>> Begin RECORDS FOR THE TASK

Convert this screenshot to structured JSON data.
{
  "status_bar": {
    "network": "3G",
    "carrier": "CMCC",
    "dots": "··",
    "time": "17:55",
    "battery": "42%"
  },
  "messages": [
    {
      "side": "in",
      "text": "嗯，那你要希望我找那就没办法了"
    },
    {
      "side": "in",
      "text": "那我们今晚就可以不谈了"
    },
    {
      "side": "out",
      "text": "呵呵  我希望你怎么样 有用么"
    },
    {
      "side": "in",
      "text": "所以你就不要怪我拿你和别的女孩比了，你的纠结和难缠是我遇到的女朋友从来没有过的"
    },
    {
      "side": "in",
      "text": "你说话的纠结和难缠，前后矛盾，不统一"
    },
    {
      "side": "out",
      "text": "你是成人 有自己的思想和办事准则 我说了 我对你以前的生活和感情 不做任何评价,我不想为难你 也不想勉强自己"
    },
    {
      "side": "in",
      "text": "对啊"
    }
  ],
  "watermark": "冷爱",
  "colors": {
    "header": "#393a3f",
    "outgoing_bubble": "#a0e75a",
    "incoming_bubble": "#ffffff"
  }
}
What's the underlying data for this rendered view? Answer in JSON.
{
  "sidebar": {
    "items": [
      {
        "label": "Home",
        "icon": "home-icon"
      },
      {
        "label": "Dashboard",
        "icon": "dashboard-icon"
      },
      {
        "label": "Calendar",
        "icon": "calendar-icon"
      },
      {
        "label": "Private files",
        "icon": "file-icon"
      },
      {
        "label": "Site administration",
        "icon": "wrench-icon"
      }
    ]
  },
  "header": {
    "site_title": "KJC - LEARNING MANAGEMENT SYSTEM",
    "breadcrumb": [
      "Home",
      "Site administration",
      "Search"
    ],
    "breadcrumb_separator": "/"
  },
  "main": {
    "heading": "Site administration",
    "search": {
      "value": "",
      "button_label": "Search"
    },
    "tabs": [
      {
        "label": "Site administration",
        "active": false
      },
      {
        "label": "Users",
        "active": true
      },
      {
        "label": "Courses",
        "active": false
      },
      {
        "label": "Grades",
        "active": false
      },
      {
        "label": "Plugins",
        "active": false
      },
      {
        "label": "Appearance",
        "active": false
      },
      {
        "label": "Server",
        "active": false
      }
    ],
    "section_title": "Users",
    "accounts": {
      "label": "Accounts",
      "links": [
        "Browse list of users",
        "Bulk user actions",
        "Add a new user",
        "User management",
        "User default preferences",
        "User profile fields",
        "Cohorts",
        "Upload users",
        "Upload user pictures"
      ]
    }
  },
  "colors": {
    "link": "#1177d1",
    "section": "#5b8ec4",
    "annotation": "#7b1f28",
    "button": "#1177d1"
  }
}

>> End RECORDS FOR THE TASK

> **WHAT TO WORK ON**
Each line above is to be repeated exactly.

> **RESPONSE FOR THIS EXERCISE**
Convert this screenshot to structured JSON data.
{
  "status_bar": {
    "network": "3G",
    "carrier": "CMCC",
    "dots": "··",
    "time": "17:55",
    "battery": "42%"
  },
  "messages": [
    {
      "side": "in",
      "text": "嗯，那你要希望我找那就没办法了"
    },
    {
      "side": "in",
      "text": "那我们今晚就可以不谈了"
    },
    {
      "side": "out",
      "text": "呵呵  我希望你怎么样 有用么"
    },
    {
      "side": "in",
      "text": "所以你就不要怪我拿你和别的女孩比了，你的纠结和难缠是我遇到的女朋友从来没有过的"
    },
    {
      "side": "in",
      "text": "你说话的纠结和难缠，前后矛盾，不统一"
    },
    {
      "side": "out",
      "text": "你是成人 有自己的思想和办事准则 我说了 我对你以前的生活和感情 不做任何评价,我不想为难你 也不想勉强自己"
    },
    {
      "side": "in",
      "text": "对啊"
    }
  ],
  "watermark": "冷爱",
  "colors": {
    "header": "#393a3f",
    "outgoing_bubble": "#a0e75a",
    "incoming_bubble": "#ffffff"
  }
}
What's the underlying data for this rendered view? Answer in JSON.
{
  "sidebar": {
    "items": [
      {
        "label": "Home",
        "icon": "home-icon"
      },
      {
        "label": "Dashboard",
        "icon": "dashboard-icon"
      },
      {
        "label": "Calendar",
        "icon": "calendar-icon"
      },
      {
        "label": "Private files",
        "icon": "file-icon"
      },
      {
        "label": "Site administration",
        "icon": "wrench-icon"
      }
    ]
  },
  "header": {
    "site_title": "KJC - LEARNING MANAGEMENT SYSTEM",
    "breadcrumb": [
      "Home",
      "Site administration",
      "Search"
    ],
    "breadcrumb_separator": "/"
  },
  "main": {
    "heading": "Site administration",
    "search": {
      "value": "",
      "button_label": "Search"
    },
    "tabs": [
      {
        "label": "Site administration",
        "active": false
      },
      {
        "label": "Users",
        "active": true
      },
      {
        "label": "Courses",
        "active": false
      },
      {
        "label": "Grades",
        "active": false
      },
      {
        "label": "Plugins",
        "active": false
      },
      {
        "label": "Appearance",
        "active": false
      },
      {
        "label": "Server",
        "active": false
      }
    ],
    "section_title": "Users",
    "accounts": {
      "label": "Accounts",
      "links": [
        "Browse list of users",
        "Bulk user actions",
        "Add a new user",
        "User management",
        "User default preferences",
        "User profile fields",
        "Cohorts",
        "Upload users",
        "Upload user pictures"
      ]
    }
  },
  "colors": {
    "link": "#1177d1",
    "section": "#5b8ec4",
    "annotation": "#7b1f28",
    "button": "#1177d1"
  }
}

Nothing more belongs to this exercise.